§ Given problem:
Give only the count of lines containing "Centre".

** START Data supplied **

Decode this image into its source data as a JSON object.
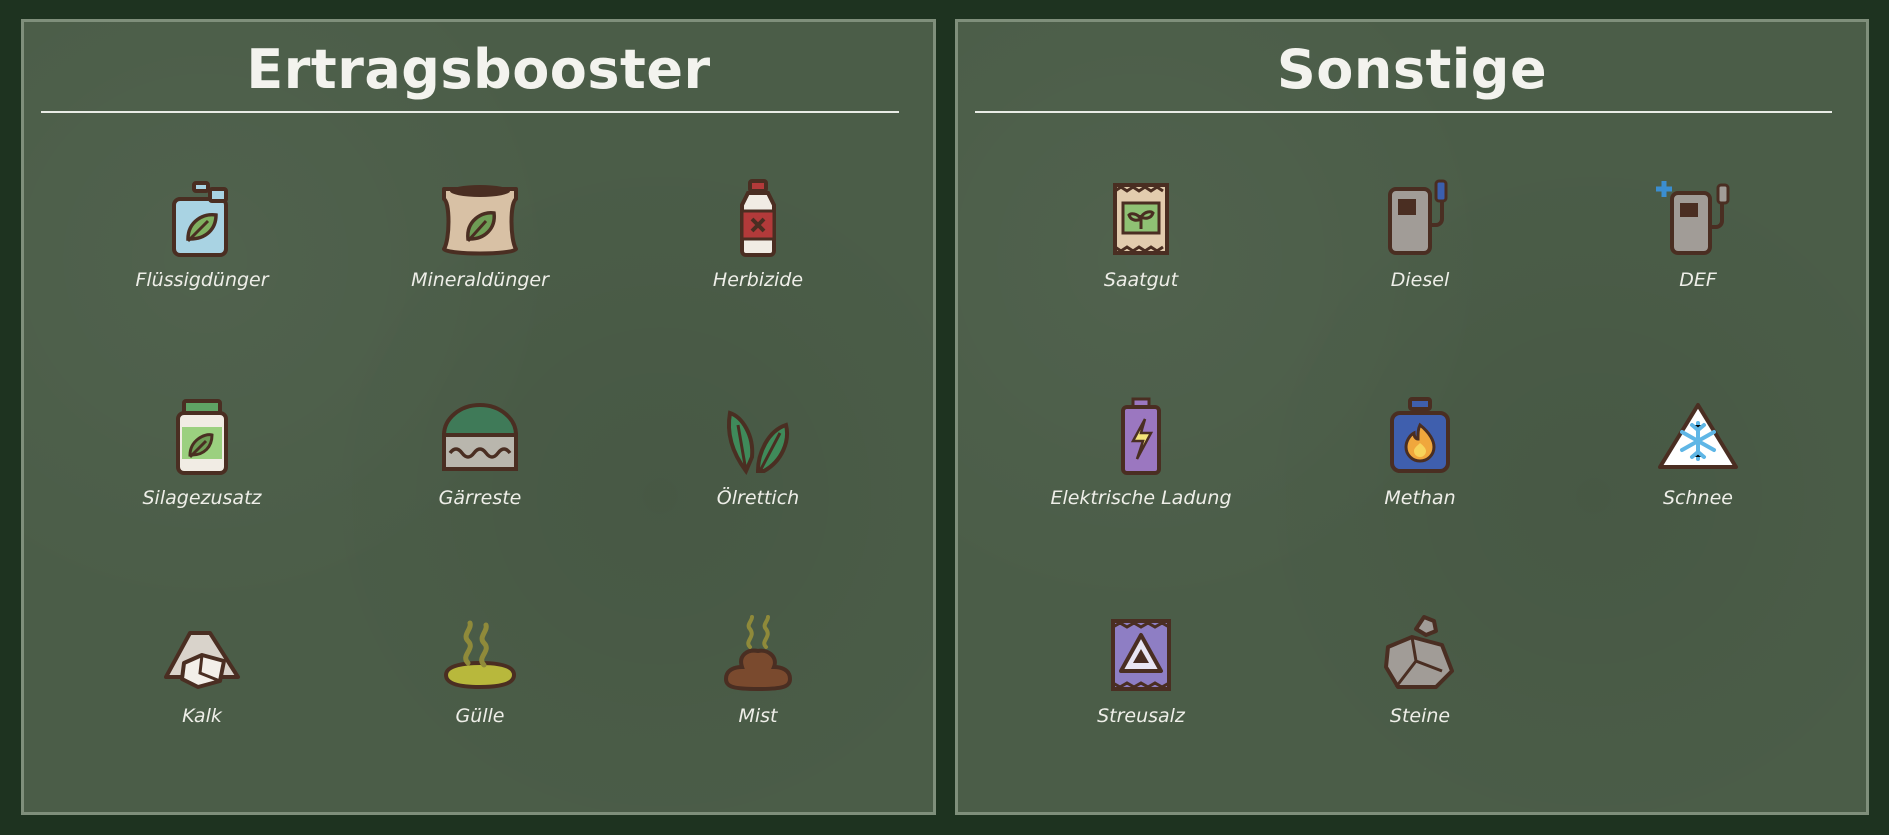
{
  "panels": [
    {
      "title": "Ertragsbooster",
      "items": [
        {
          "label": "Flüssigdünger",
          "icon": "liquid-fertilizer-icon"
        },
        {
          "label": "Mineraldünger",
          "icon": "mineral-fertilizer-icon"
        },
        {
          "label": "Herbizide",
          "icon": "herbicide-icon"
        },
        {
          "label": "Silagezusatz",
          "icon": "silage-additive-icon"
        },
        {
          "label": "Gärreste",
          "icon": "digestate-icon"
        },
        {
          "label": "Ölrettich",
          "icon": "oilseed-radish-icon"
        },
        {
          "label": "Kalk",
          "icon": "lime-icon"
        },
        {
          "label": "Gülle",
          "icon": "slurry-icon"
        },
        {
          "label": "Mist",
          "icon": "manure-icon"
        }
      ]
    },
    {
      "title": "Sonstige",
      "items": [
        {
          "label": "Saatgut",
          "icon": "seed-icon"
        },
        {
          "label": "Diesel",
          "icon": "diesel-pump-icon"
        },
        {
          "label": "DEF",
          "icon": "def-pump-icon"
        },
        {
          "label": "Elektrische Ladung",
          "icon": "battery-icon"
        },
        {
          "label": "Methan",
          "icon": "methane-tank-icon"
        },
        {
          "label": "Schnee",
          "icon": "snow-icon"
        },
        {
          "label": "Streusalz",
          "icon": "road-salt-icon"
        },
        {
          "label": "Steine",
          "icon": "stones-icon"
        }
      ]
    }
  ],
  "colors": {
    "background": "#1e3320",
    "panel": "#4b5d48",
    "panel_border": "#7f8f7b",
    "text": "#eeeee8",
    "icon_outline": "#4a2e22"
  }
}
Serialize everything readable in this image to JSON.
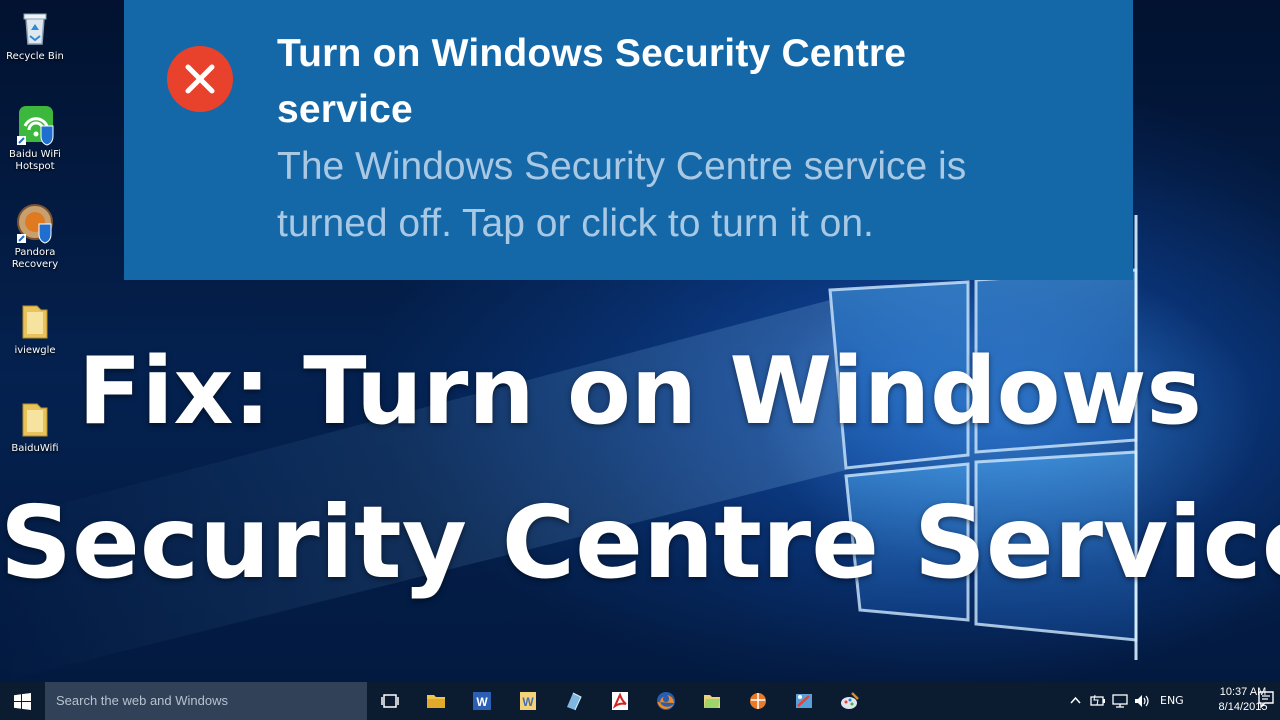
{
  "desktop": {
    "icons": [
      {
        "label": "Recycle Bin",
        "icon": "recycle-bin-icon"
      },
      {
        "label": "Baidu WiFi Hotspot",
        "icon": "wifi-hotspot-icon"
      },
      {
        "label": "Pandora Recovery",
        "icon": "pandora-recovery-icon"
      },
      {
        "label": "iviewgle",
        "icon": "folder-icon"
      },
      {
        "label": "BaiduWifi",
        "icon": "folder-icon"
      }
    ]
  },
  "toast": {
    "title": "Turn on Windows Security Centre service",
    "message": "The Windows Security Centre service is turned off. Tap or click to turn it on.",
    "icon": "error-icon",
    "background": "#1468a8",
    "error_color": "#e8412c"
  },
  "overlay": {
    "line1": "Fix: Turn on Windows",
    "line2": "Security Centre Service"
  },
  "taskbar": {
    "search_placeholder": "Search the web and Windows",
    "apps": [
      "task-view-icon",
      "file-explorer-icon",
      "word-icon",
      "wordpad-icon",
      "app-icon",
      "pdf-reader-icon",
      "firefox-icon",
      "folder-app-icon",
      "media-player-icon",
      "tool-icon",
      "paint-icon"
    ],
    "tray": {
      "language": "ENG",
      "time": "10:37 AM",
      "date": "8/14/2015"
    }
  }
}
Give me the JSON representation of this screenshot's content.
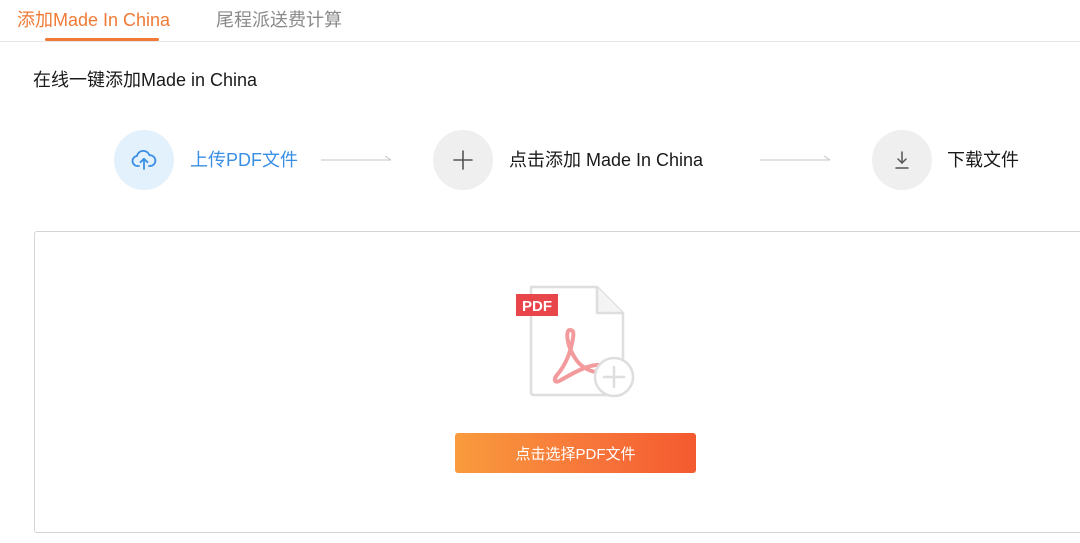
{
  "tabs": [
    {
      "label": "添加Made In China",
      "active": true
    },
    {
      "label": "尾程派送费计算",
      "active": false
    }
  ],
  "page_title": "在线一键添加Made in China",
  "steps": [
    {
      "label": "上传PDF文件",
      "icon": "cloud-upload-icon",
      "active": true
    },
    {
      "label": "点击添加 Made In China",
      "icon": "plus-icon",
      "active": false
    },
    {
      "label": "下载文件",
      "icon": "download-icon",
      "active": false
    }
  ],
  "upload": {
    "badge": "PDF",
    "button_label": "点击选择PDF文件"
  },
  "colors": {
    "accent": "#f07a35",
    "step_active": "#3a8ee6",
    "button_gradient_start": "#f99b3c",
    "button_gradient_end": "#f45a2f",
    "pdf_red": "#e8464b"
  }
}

** END Data supplied **

§ Solution for this exercise:
3